Rows from a figure dataset:

— Begin —

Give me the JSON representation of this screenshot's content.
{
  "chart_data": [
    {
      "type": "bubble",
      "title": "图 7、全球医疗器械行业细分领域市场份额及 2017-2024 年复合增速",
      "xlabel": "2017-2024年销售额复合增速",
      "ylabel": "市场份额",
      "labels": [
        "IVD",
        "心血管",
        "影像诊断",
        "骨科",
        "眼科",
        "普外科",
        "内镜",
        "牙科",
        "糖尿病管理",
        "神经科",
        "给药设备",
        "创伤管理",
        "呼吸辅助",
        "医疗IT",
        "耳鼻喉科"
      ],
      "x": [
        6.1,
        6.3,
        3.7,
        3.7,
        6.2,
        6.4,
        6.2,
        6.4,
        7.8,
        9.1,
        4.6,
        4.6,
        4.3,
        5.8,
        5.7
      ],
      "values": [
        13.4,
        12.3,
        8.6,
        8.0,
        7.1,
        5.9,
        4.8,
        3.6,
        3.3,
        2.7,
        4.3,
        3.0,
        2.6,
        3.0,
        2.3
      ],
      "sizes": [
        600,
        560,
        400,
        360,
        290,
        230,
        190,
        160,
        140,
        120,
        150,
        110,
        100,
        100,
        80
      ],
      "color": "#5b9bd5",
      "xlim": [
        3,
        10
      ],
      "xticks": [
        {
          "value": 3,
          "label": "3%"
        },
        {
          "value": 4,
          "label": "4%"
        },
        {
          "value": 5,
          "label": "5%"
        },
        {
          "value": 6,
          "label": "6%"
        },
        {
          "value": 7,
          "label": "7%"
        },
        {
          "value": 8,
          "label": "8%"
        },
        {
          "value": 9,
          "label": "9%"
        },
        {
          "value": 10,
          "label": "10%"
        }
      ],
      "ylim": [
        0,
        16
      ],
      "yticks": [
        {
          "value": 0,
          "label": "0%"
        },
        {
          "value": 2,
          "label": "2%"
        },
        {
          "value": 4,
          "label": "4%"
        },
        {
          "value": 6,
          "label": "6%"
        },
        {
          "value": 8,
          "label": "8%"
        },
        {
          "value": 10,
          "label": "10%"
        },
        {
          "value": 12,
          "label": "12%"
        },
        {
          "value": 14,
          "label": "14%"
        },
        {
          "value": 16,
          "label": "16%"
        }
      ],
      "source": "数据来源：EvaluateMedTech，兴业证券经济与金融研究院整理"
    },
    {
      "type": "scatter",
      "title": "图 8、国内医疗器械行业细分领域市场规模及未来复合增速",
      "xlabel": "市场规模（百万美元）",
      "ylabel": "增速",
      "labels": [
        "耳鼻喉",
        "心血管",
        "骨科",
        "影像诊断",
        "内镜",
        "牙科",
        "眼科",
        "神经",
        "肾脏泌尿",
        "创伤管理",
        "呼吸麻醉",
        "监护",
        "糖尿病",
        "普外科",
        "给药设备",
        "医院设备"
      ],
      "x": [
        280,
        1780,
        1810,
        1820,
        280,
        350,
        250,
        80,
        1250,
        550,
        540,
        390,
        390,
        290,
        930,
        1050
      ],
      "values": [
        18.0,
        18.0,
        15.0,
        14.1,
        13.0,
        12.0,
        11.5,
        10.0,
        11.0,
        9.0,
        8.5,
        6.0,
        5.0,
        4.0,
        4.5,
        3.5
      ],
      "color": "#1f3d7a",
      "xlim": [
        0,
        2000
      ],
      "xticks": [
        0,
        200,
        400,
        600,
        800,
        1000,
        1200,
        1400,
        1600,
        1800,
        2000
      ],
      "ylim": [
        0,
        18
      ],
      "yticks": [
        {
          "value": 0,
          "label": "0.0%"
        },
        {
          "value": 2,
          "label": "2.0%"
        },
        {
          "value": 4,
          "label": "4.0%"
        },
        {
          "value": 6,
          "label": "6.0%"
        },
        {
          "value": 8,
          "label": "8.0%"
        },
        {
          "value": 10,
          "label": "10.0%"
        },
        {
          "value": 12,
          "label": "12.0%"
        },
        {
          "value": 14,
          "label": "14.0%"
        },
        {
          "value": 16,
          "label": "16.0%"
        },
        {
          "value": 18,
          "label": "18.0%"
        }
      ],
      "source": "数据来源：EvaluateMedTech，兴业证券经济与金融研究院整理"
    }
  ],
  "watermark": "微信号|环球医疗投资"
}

— End —

PROBLEM DESCRIPTION
Using the exact wording, write out all of the records.

CORRECT OUTPUT
Give me the JSON representation of this screenshot's content.
{
  "chart_data": [
    {
      "type": "bubble",
      "title": "图 7、全球医疗器械行业细分领域市场份额及 2017-2024 年复合增速",
      "xlabel": "2017-2024年销售额复合增速",
      "ylabel": "市场份额",
      "labels": [
        "IVD",
        "心血管",
        "影像诊断",
        "骨科",
        "眼科",
        "普外科",
        "内镜",
        "牙科",
        "糖尿病管理",
        "神经科",
        "给药设备",
        "创伤管理",
        "呼吸辅助",
        "医疗IT",
        "耳鼻喉科"
      ],
      "x": [
        6.1,
        6.3,
        3.7,
        3.7,
        6.2,
        6.4,
        6.2,
        6.4,
        7.8,
        9.1,
        4.6,
        4.6,
        4.3,
        5.8,
        5.7
      ],
      "values": [
        13.4,
        12.3,
        8.6,
        8.0,
        7.1,
        5.9,
        4.8,
        3.6,
        3.3,
        2.7,
        4.3,
        3.0,
        2.6,
        3.0,
        2.3
      ],
      "sizes": [
        600,
        560,
        400,
        360,
        290,
        230,
        190,
        160,
        140,
        120,
        150,
        110,
        100,
        100,
        80
      ],
      "color": "#5b9bd5",
      "xlim": [
        3,
        10
      ],
      "xticks": [
        {
          "value": 3,
          "label": "3%"
        },
        {
          "value": 4,
          "label": "4%"
        },
        {
          "value": 5,
          "label": "5%"
        },
        {
          "value": 6,
          "label": "6%"
        },
        {
          "value": 7,
          "label": "7%"
        },
        {
          "value": 8,
          "label": "8%"
        },
        {
          "value": 9,
          "label": "9%"
        },
        {
          "value": 10,
          "label": "10%"
        }
      ],
      "ylim": [
        0,
        16
      ],
      "yticks": [
        {
          "value": 0,
          "label": "0%"
        },
        {
          "value": 2,
          "label": "2%"
        },
        {
          "value": 4,
          "label": "4%"
        },
        {
          "value": 6,
          "label": "6%"
        },
        {
          "value": 8,
          "label": "8%"
        },
        {
          "value": 10,
          "label": "10%"
        },
        {
          "value": 12,
          "label": "12%"
        },
        {
          "value": 14,
          "label": "14%"
        },
        {
          "value": 16,
          "label": "16%"
        }
      ],
      "source": "数据来源：EvaluateMedTech，兴业证券经济与金融研究院整理"
    },
    {
      "type": "scatter",
      "title": "图 8、国内医疗器械行业细分领域市场规模及未来复合增速",
      "xlabel": "市场规模（百万美元）",
      "ylabel": "增速",
      "labels": [
        "耳鼻喉",
        "心血管",
        "骨科",
        "影像诊断",
        "内镜",
        "牙科",
        "眼科",
        "神经",
        "肾脏泌尿",
        "创伤管理",
        "呼吸麻醉",
        "监护",
        "糖尿病",
        "普外科",
        "给药设备",
        "医院设备"
      ],
      "x": [
        280,
        1780,
        1810,
        1820,
        280,
        350,
        250,
        80,
        1250,
        550,
        540,
        390,
        390,
        290,
        930,
        1050
      ],
      "values": [
        18.0,
        18.0,
        15.0,
        14.1,
        13.0,
        12.0,
        11.5,
        10.0,
        11.0,
        9.0,
        8.5,
        6.0,
        5.0,
        4.0,
        4.5,
        3.5
      ],
      "color": "#1f3d7a",
      "xlim": [
        0,
        2000
      ],
      "xticks": [
        0,
        200,
        400,
        600,
        800,
        1000,
        1200,
        1400,
        1600,
        1800,
        2000
      ],
      "ylim": [
        0,
        18
      ],
      "yticks": [
        {
          "value": 0,
          "label": "0.0%"
        },
        {
          "value": 2,
          "label": "2.0%"
        },
        {
          "value": 4,
          "label": "4.0%"
        },
        {
          "value": 6,
          "label": "6.0%"
        },
        {
          "value": 8,
          "label": "8.0%"
        },
        {
          "value": 10,
          "label": "10.0%"
        },
        {
          "value": 12,
          "label": "12.0%"
        },
        {
          "value": 14,
          "label": "14.0%"
        },
        {
          "value": 16,
          "label": "16.0%"
        },
        {
          "value": 18,
          "label": "18.0%"
        }
      ],
      "source": "数据来源：EvaluateMedTech，兴业证券经济与金融研究院整理"
    }
  ],
  "watermark": "微信号|环球医疗投资"
}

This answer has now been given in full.